Locate the word "железобетонные" in the data below, then copy every line that holds it.
━━━━━━━━━━━━━━━━━━━━
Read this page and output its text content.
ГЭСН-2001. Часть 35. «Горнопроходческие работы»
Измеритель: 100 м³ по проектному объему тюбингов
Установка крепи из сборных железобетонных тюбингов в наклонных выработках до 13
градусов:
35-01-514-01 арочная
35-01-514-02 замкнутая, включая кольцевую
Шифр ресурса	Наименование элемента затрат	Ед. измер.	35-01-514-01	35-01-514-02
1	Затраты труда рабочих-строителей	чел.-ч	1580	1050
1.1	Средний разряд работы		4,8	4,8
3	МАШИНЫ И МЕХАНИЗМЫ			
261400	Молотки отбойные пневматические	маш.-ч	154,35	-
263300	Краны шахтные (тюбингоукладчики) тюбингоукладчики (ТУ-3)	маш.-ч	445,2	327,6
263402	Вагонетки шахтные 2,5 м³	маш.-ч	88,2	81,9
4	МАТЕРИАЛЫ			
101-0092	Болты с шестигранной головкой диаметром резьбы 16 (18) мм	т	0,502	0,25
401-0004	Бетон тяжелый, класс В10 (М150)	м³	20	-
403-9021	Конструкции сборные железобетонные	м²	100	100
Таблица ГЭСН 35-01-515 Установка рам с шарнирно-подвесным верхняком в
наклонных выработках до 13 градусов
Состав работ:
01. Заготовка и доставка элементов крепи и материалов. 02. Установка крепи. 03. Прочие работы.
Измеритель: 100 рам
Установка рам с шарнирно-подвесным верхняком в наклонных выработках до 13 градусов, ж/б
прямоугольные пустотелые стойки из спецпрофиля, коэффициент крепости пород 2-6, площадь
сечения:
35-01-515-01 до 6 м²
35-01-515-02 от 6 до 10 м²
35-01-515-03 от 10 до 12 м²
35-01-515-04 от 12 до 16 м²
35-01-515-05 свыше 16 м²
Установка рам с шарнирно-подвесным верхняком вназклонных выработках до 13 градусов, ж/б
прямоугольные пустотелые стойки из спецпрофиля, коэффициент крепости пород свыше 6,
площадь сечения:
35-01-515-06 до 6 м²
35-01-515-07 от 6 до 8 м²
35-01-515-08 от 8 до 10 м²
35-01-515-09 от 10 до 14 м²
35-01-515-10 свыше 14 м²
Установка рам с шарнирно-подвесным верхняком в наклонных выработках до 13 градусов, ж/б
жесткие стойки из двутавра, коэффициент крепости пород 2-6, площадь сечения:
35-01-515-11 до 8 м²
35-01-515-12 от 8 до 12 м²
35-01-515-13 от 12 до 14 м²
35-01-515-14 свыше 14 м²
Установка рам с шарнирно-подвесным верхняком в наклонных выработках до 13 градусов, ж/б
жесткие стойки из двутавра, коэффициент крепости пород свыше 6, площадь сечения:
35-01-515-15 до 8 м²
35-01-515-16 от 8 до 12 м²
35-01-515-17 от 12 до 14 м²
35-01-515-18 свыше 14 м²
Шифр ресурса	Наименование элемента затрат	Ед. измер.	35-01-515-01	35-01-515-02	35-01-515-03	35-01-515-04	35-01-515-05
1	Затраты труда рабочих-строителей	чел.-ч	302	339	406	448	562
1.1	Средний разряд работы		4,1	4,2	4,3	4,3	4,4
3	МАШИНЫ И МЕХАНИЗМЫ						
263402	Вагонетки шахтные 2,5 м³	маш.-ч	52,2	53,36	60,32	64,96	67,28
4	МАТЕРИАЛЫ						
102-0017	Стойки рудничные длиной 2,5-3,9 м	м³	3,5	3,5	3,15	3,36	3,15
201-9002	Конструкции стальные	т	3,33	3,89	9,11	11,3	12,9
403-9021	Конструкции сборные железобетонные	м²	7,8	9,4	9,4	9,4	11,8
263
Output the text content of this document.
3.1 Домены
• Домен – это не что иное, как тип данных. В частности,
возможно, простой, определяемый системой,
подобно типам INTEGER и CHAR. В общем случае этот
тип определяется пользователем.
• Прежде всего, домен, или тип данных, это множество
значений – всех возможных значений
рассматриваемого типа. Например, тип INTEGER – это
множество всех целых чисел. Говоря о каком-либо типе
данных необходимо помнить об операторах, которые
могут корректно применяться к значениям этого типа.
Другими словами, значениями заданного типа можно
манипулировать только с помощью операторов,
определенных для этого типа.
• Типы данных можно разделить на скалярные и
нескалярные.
━━━━━━━━━━━━━━━━━━━━
EXERCISE OUTPUT:
403-9021	Конструкции сборные железобетонные	м²	100	100
403-9021	Конструкции сборные железобетонные	м²	7,8	9,4	9,4	9,4	11,8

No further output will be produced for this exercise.